(Records from a data collection)
————————
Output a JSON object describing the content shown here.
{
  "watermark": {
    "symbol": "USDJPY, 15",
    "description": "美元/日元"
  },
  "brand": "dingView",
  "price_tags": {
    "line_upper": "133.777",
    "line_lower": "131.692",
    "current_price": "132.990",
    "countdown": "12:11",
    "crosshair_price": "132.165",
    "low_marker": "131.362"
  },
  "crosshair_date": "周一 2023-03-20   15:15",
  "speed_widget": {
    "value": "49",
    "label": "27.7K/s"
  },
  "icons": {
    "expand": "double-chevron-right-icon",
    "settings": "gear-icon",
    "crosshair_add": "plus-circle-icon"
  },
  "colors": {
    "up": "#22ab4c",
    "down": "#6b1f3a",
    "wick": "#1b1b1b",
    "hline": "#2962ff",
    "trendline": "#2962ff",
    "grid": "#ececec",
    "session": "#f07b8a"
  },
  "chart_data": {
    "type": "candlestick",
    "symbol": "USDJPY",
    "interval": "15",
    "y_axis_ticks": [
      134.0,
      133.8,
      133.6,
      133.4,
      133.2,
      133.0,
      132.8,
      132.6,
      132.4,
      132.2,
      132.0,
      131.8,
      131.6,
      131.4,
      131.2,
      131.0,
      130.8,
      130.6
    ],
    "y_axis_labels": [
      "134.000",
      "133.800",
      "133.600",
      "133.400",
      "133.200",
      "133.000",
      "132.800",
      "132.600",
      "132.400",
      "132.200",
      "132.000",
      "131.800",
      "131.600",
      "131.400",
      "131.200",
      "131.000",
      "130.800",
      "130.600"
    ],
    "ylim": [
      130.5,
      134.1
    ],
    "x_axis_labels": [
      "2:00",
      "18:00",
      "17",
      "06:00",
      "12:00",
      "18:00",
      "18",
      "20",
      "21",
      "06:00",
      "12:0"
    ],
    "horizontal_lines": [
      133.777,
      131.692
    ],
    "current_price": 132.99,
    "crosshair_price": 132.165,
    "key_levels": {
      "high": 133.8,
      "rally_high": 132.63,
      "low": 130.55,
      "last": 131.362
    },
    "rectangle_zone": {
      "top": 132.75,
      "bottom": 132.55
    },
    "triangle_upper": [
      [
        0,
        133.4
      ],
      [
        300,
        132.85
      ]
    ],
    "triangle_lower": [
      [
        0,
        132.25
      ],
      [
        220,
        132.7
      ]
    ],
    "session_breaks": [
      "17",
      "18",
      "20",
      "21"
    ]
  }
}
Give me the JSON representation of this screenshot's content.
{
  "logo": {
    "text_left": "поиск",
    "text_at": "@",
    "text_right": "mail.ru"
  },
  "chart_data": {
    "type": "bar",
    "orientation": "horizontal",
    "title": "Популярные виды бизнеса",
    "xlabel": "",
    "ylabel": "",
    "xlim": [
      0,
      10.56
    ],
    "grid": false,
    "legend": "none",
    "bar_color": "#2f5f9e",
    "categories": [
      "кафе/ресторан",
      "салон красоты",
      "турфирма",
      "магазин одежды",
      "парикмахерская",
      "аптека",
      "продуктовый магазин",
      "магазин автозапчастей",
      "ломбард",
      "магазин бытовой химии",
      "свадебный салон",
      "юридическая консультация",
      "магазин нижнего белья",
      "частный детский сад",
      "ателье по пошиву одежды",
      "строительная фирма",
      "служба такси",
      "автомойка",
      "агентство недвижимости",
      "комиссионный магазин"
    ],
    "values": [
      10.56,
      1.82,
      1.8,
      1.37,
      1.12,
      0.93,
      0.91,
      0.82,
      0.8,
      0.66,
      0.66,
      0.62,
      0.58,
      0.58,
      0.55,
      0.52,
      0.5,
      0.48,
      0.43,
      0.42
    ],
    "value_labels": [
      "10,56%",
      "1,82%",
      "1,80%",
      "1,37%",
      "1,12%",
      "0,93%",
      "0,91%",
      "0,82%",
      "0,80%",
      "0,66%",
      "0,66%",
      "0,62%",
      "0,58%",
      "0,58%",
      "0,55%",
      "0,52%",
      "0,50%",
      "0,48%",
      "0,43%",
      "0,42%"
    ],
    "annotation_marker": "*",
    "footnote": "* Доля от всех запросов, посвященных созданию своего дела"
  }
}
————————
Goal | The records above are to be copied in full, exactly as written.

Written solution |
Output a JSON object describing the content shown here.
{
  "watermark": {
    "symbol": "USDJPY, 15",
    "description": "美元/日元"
  },
  "brand": "dingView",
  "price_tags": {
    "line_upper": "133.777",
    "line_lower": "131.692",
    "current_price": "132.990",
    "countdown": "12:11",
    "crosshair_price": "132.165",
    "low_marker": "131.362"
  },
  "crosshair_date": "周一 2023-03-20   15:15",
  "speed_widget": {
    "value": "49",
    "label": "27.7K/s"
  },
  "icons": {
    "expand": "double-chevron-right-icon",
    "settings": "gear-icon",
    "crosshair_add": "plus-circle-icon"
  },
  "colors": {
    "up": "#22ab4c",
    "down": "#6b1f3a",
    "wick": "#1b1b1b",
    "hline": "#2962ff",
    "trendline": "#2962ff",
    "grid": "#ececec",
    "session": "#f07b8a"
  },
  "chart_data": {
    "type": "candlestick",
    "symbol": "USDJPY",
    "interval": "15",
    "y_axis_ticks": [
      134.0,
      133.8,
      133.6,
      133.4,
      133.2,
      133.0,
      132.8,
      132.6,
      132.4,
      132.2,
      132.0,
      131.8,
      131.6,
      131.4,
      131.2,
      131.0,
      130.8,
      130.6
    ],
    "y_axis_labels": [
      "134.000",
      "133.800",
      "133.600",
      "133.400",
      "133.200",
      "133.000",
      "132.800",
      "132.600",
      "132.400",
      "132.200",
      "132.000",
      "131.800",
      "131.600",
      "131.400",
      "131.200",
      "131.000",
      "130.800",
      "130.600"
    ],
    "ylim": [
      130.5,
      134.1
    ],
    "x_axis_labels": [
      "2:00",
      "18:00",
      "17",
      "06:00",
      "12:00",
      "18:00",
      "18",
      "20",
      "21",
      "06:00",
      "12:0"
    ],
    "horizontal_lines": [
      133.777,
      131.692
    ],
    "current_price": 132.99,
    "crosshair_price": 132.165,
    "key_levels": {
      "high": 133.8,
      "rally_high": 132.63,
      "low": 130.55,
      "last": 131.362
    },
    "rectangle_zone": {
      "top": 132.75,
      "bottom": 132.55
    },
    "triangle_upper": [
      [
        0,
        133.4
      ],
      [
        300,
        132.85
      ]
    ],
    "triangle_lower": [
      [
        0,
        132.25
      ],
      [
        220,
        132.7
      ]
    ],
    "session_breaks": [
      "17",
      "18",
      "20",
      "21"
    ]
  }
}
Give me the JSON representation of this screenshot's content.
{
  "logo": {
    "text_left": "поиск",
    "text_at": "@",
    "text_right": "mail.ru"
  },
  "chart_data": {
    "type": "bar",
    "orientation": "horizontal",
    "title": "Популярные виды бизнеса",
    "xlabel": "",
    "ylabel": "",
    "xlim": [
      0,
      10.56
    ],
    "grid": false,
    "legend": "none",
    "bar_color": "#2f5f9e",
    "categories": [
      "кафе/ресторан",
      "салон красоты",
      "турфирма",
      "магазин одежды",
      "парикмахерская",
      "аптека",
      "продуктовый магазин",
      "магазин автозапчастей",
      "ломбард",
      "магазин бытовой химии",
      "свадебный салон",
      "юридическая консультация",
      "магазин нижнего белья",
      "частный детский сад",
      "ателье по пошиву одежды",
      "строительная фирма",
      "служба такси",
      "автомойка",
      "агентство недвижимости",
      "комиссионный магазин"
    ],
    "values": [
      10.56,
      1.82,
      1.8,
      1.37,
      1.12,
      0.93,
      0.91,
      0.82,
      0.8,
      0.66,
      0.66,
      0.62,
      0.58,
      0.58,
      0.55,
      0.52,
      0.5,
      0.48,
      0.43,
      0.42
    ],
    "value_labels": [
      "10,56%",
      "1,82%",
      "1,80%",
      "1,37%",
      "1,12%",
      "0,93%",
      "0,91%",
      "0,82%",
      "0,80%",
      "0,66%",
      "0,66%",
      "0,62%",
      "0,58%",
      "0,58%",
      "0,55%",
      "0,52%",
      "0,50%",
      "0,48%",
      "0,43%",
      "0,42%"
    ],
    "annotation_marker": "*",
    "footnote": "* Доля от всех запросов, посвященных созданию своего дела"
  }
}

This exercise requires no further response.